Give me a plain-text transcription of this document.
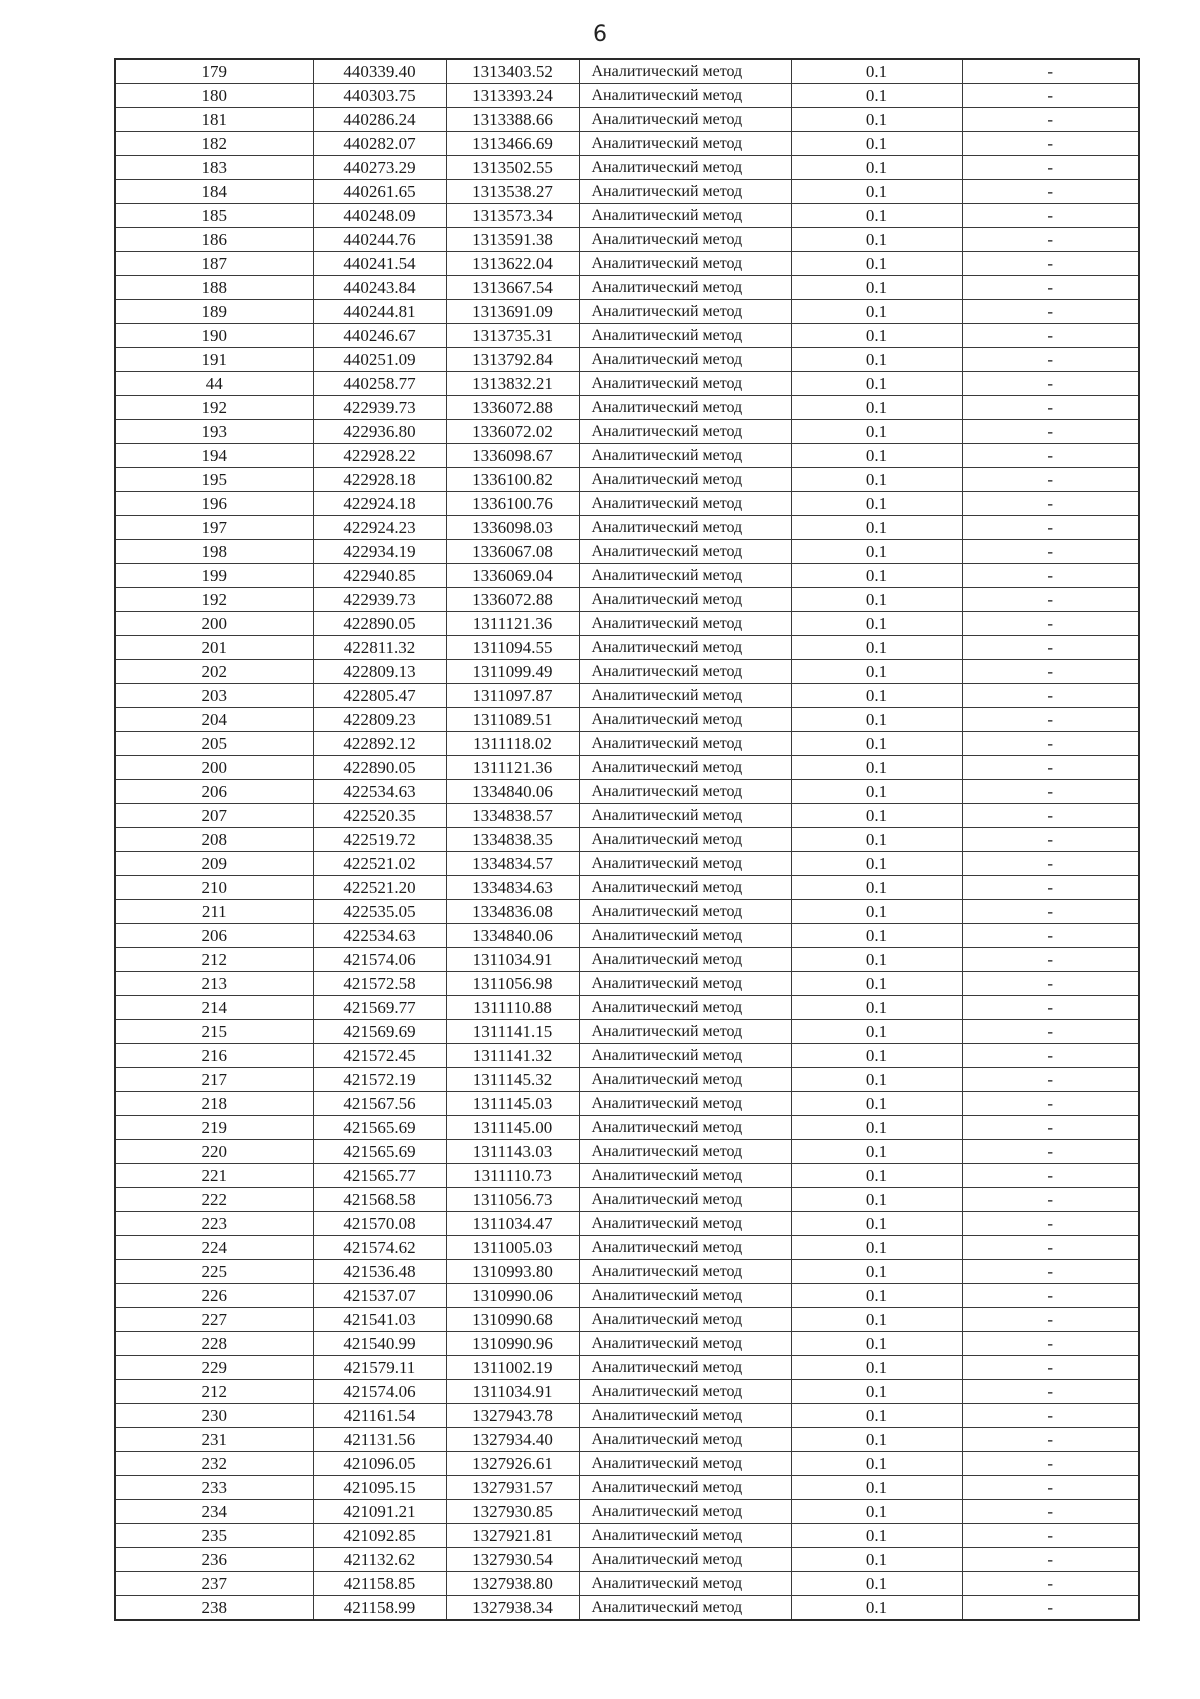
6
179	440339.40	1313403.52	Аналитический метод	0.1	-
180	440303.75	1313393.24	Аналитический метод	0.1	-
181	440286.24	1313388.66	Аналитический метод	0.1	-
182	440282.07	1313466.69	Аналитический метод	0.1	-
183	440273.29	1313502.55	Аналитический метод	0.1	-
184	440261.65	1313538.27	Аналитический метод	0.1	-
185	440248.09	1313573.34	Аналитический метод	0.1	-
186	440244.76	1313591.38	Аналитический метод	0.1	-
187	440241.54	1313622.04	Аналитический метод	0.1	-
188	440243.84	1313667.54	Аналитический метод	0.1	-
189	440244.81	1313691.09	Аналитический метод	0.1	-
190	440246.67	1313735.31	Аналитический метод	0.1	-
191	440251.09	1313792.84	Аналитический метод	0.1	-
44	440258.77	1313832.21	Аналитический метод	0.1	-
192	422939.73	1336072.88	Аналитический метод	0.1	-
193	422936.80	1336072.02	Аналитический метод	0.1	-
194	422928.22	1336098.67	Аналитический метод	0.1	-
195	422928.18	1336100.82	Аналитический метод	0.1	-
196	422924.18	1336100.76	Аналитический метод	0.1	-
197	422924.23	1336098.03	Аналитический метод	0.1	-
198	422934.19	1336067.08	Аналитический метод	0.1	-
199	422940.85	1336069.04	Аналитический метод	0.1	-
192	422939.73	1336072.88	Аналитический метод	0.1	-
200	422890.05	1311121.36	Аналитический метод	0.1	-
201	422811.32	1311094.55	Аналитический метод	0.1	-
202	422809.13	1311099.49	Аналитический метод	0.1	-
203	422805.47	1311097.87	Аналитический метод	0.1	-
204	422809.23	1311089.51	Аналитический метод	0.1	-
205	422892.12	1311118.02	Аналитический метод	0.1	-
200	422890.05	1311121.36	Аналитический метод	0.1	-
206	422534.63	1334840.06	Аналитический метод	0.1	-
207	422520.35	1334838.57	Аналитический метод	0.1	-
208	422519.72	1334838.35	Аналитический метод	0.1	-
209	422521.02	1334834.57	Аналитический метод	0.1	-
210	422521.20	1334834.63	Аналитический метод	0.1	-
211	422535.05	1334836.08	Аналитический метод	0.1	-
206	422534.63	1334840.06	Аналитический метод	0.1	-
212	421574.06	1311034.91	Аналитический метод	0.1	-
213	421572.58	1311056.98	Аналитический метод	0.1	-
214	421569.77	1311110.88	Аналитический метод	0.1	-
215	421569.69	1311141.15	Аналитический метод	0.1	-
216	421572.45	1311141.32	Аналитический метод	0.1	-
217	421572.19	1311145.32	Аналитический метод	0.1	-
218	421567.56	1311145.03	Аналитический метод	0.1	-
219	421565.69	1311145.00	Аналитический метод	0.1	-
220	421565.69	1311143.03	Аналитический метод	0.1	-
221	421565.77	1311110.73	Аналитический метод	0.1	-
222	421568.58	1311056.73	Аналитический метод	0.1	-
223	421570.08	1311034.47	Аналитический метод	0.1	-
224	421574.62	1311005.03	Аналитический метод	0.1	-
225	421536.48	1310993.80	Аналитический метод	0.1	-
226	421537.07	1310990.06	Аналитический метод	0.1	-
227	421541.03	1310990.68	Аналитический метод	0.1	-
228	421540.99	1310990.96	Аналитический метод	0.1	-
229	421579.11	1311002.19	Аналитический метод	0.1	-
212	421574.06	1311034.91	Аналитический метод	0.1	-
230	421161.54	1327943.78	Аналитический метод	0.1	-
231	421131.56	1327934.40	Аналитический метод	0.1	-
232	421096.05	1327926.61	Аналитический метод	0.1	-
233	421095.15	1327931.57	Аналитический метод	0.1	-
234	421091.21	1327930.85	Аналитический метод	0.1	-
235	421092.85	1327921.81	Аналитический метод	0.1	-
236	421132.62	1327930.54	Аналитический метод	0.1	-
237	421158.85	1327938.80	Аналитический метод	0.1	-
238	421158.99	1327938.34	Аналитический метод	0.1	-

--

- Short task
Give all the lines above again, character for character, without pictures.

- Solution below
Give me a plain-text transcription of this document.
6
179	440339.40	1313403.52	Аналитический метод	0.1	-
180	440303.75	1313393.24	Аналитический метод	0.1	-
181	440286.24	1313388.66	Аналитический метод	0.1	-
182	440282.07	1313466.69	Аналитический метод	0.1	-
183	440273.29	1313502.55	Аналитический метод	0.1	-
184	440261.65	1313538.27	Аналитический метод	0.1	-
185	440248.09	1313573.34	Аналитический метод	0.1	-
186	440244.76	1313591.38	Аналитический метод	0.1	-
187	440241.54	1313622.04	Аналитический метод	0.1	-
188	440243.84	1313667.54	Аналитический метод	0.1	-
189	440244.81	1313691.09	Аналитический метод	0.1	-
190	440246.67	1313735.31	Аналитический метод	0.1	-
191	440251.09	1313792.84	Аналитический метод	0.1	-
44	440258.77	1313832.21	Аналитический метод	0.1	-
192	422939.73	1336072.88	Аналитический метод	0.1	-
193	422936.80	1336072.02	Аналитический метод	0.1	-
194	422928.22	1336098.67	Аналитический метод	0.1	-
195	422928.18	1336100.82	Аналитический метод	0.1	-
196	422924.18	1336100.76	Аналитический метод	0.1	-
197	422924.23	1336098.03	Аналитический метод	0.1	-
198	422934.19	1336067.08	Аналитический метод	0.1	-
199	422940.85	1336069.04	Аналитический метод	0.1	-
192	422939.73	1336072.88	Аналитический метод	0.1	-
200	422890.05	1311121.36	Аналитический метод	0.1	-
201	422811.32	1311094.55	Аналитический метод	0.1	-
202	422809.13	1311099.49	Аналитический метод	0.1	-
203	422805.47	1311097.87	Аналитический метод	0.1	-
204	422809.23	1311089.51	Аналитический метод	0.1	-
205	422892.12	1311118.02	Аналитический метод	0.1	-
200	422890.05	1311121.36	Аналитический метод	0.1	-
206	422534.63	1334840.06	Аналитический метод	0.1	-
207	422520.35	1334838.57	Аналитический метод	0.1	-
208	422519.72	1334838.35	Аналитический метод	0.1	-
209	422521.02	1334834.57	Аналитический метод	0.1	-
210	422521.20	1334834.63	Аналитический метод	0.1	-
211	422535.05	1334836.08	Аналитический метод	0.1	-
206	422534.63	1334840.06	Аналитический метод	0.1	-
212	421574.06	1311034.91	Аналитический метод	0.1	-
213	421572.58	1311056.98	Аналитический метод	0.1	-
214	421569.77	1311110.88	Аналитический метод	0.1	-
215	421569.69	1311141.15	Аналитический метод	0.1	-
216	421572.45	1311141.32	Аналитический метод	0.1	-
217	421572.19	1311145.32	Аналитический метод	0.1	-
218	421567.56	1311145.03	Аналитический метод	0.1	-
219	421565.69	1311145.00	Аналитический метод	0.1	-
220	421565.69	1311143.03	Аналитический метод	0.1	-
221	421565.77	1311110.73	Аналитический метод	0.1	-
222	421568.58	1311056.73	Аналитический метод	0.1	-
223	421570.08	1311034.47	Аналитический метод	0.1	-
224	421574.62	1311005.03	Аналитический метод	0.1	-
225	421536.48	1310993.80	Аналитический метод	0.1	-
226	421537.07	1310990.06	Аналитический метод	0.1	-
227	421541.03	1310990.68	Аналитический метод	0.1	-
228	421540.99	1310990.96	Аналитический метод	0.1	-
229	421579.11	1311002.19	Аналитический метод	0.1	-
212	421574.06	1311034.91	Аналитический метод	0.1	-
230	421161.54	1327943.78	Аналитический метод	0.1	-
231	421131.56	1327934.40	Аналитический метод	0.1	-
232	421096.05	1327926.61	Аналитический метод	0.1	-
233	421095.15	1327931.57	Аналитический метод	0.1	-
234	421091.21	1327930.85	Аналитический метод	0.1	-
235	421092.85	1327921.81	Аналитический метод	0.1	-
236	421132.62	1327930.54	Аналитический метод	0.1	-
237	421158.85	1327938.80	Аналитический метод	0.1	-
238	421158.99	1327938.34	Аналитический метод	0.1	-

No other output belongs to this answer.